Your goal: Leaving out the pictures, retype all the material exactly.

Record set:
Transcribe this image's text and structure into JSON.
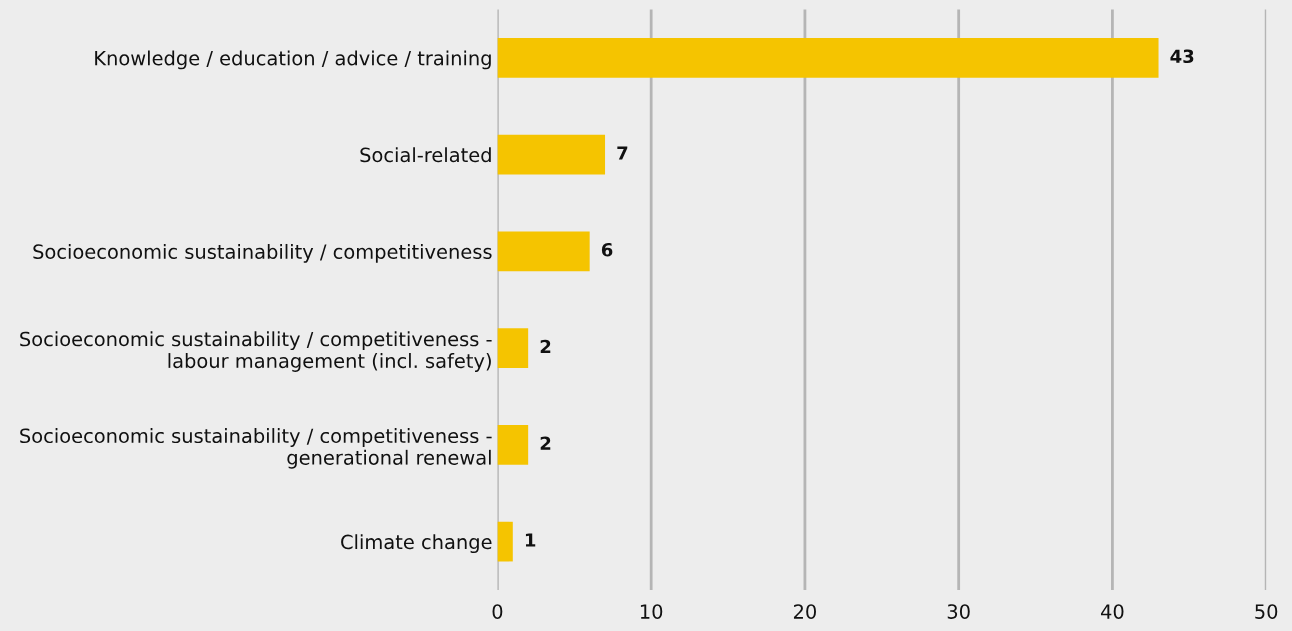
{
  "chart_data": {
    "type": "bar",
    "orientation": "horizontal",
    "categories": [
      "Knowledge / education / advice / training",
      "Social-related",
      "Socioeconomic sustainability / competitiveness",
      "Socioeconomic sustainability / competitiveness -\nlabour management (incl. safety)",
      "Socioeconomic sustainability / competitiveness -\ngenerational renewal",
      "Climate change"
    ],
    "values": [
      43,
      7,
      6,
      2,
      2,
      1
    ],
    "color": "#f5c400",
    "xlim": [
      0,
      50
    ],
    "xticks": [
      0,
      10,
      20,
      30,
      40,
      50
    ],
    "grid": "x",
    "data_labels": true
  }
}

The solution:
Transcribe this image's text and structure into JSON.
{
  "chart_data": {
    "type": "bar",
    "orientation": "horizontal",
    "categories": [
      "Knowledge / education / advice / training",
      "Social-related",
      "Socioeconomic sustainability / competitiveness",
      "Socioeconomic sustainability / competitiveness -\nlabour management (incl. safety)",
      "Socioeconomic sustainability / competitiveness -\ngenerational renewal",
      "Climate change"
    ],
    "values": [
      43,
      7,
      6,
      2,
      2,
      1
    ],
    "color": "#f5c400",
    "xlim": [
      0,
      50
    ],
    "xticks": [
      0,
      10,
      20,
      30,
      40,
      50
    ],
    "grid": "x",
    "data_labels": true
  }
}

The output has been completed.